## Start Dataset content
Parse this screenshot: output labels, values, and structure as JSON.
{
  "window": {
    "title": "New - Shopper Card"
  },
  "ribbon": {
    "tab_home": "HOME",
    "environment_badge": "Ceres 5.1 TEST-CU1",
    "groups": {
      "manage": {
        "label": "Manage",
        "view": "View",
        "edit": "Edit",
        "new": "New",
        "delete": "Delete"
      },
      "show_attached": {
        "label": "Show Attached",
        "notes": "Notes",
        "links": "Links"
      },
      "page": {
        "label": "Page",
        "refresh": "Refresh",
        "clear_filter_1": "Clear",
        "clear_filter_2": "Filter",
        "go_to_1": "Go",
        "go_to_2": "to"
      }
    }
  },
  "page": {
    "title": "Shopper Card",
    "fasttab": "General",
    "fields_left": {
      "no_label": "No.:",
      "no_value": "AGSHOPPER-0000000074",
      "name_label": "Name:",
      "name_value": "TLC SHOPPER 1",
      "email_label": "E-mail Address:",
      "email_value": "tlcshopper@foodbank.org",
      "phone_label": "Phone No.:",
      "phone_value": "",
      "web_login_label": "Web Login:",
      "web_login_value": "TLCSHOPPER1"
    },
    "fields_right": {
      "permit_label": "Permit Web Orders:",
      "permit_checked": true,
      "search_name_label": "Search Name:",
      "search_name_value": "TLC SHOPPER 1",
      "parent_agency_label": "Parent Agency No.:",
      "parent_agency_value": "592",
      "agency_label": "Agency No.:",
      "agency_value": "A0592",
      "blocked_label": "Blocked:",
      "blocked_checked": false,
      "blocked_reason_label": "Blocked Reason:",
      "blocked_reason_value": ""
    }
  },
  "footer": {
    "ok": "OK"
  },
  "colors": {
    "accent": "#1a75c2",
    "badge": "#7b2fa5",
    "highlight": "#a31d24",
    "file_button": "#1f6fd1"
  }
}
## End Dataset content
Reproduce all the records precisely.

→ **Solution**
Parse this screenshot: output labels, values, and structure as JSON.
{
  "window": {
    "title": "New - Shopper Card"
  },
  "ribbon": {
    "tab_home": "HOME",
    "environment_badge": "Ceres 5.1 TEST-CU1",
    "groups": {
      "manage": {
        "label": "Manage",
        "view": "View",
        "edit": "Edit",
        "new": "New",
        "delete": "Delete"
      },
      "show_attached": {
        "label": "Show Attached",
        "notes": "Notes",
        "links": "Links"
      },
      "page": {
        "label": "Page",
        "refresh": "Refresh",
        "clear_filter_1": "Clear",
        "clear_filter_2": "Filter",
        "go_to_1": "Go",
        "go_to_2": "to"
      }
    }
  },
  "page": {
    "title": "Shopper Card",
    "fasttab": "General",
    "fields_left": {
      "no_label": "No.:",
      "no_value": "AGSHOPPER-0000000074",
      "name_label": "Name:",
      "name_value": "TLC SHOPPER 1",
      "email_label": "E-mail Address:",
      "email_value": "tlcshopper@foodbank.org",
      "phone_label": "Phone No.:",
      "phone_value": "",
      "web_login_label": "Web Login:",
      "web_login_value": "TLCSHOPPER1"
    },
    "fields_right": {
      "permit_label": "Permit Web Orders:",
      "permit_checked": true,
      "search_name_label": "Search Name:",
      "search_name_value": "TLC SHOPPER 1",
      "parent_agency_label": "Parent Agency No.:",
      "parent_agency_value": "592",
      "agency_label": "Agency No.:",
      "agency_value": "A0592",
      "blocked_label": "Blocked:",
      "blocked_checked": false,
      "blocked_reason_label": "Blocked Reason:",
      "blocked_reason_value": ""
    }
  },
  "footer": {
    "ok": "OK"
  },
  "colors": {
    "accent": "#1a75c2",
    "badge": "#7b2fa5",
    "highlight": "#a31d24",
    "file_button": "#1f6fd1"
  }
}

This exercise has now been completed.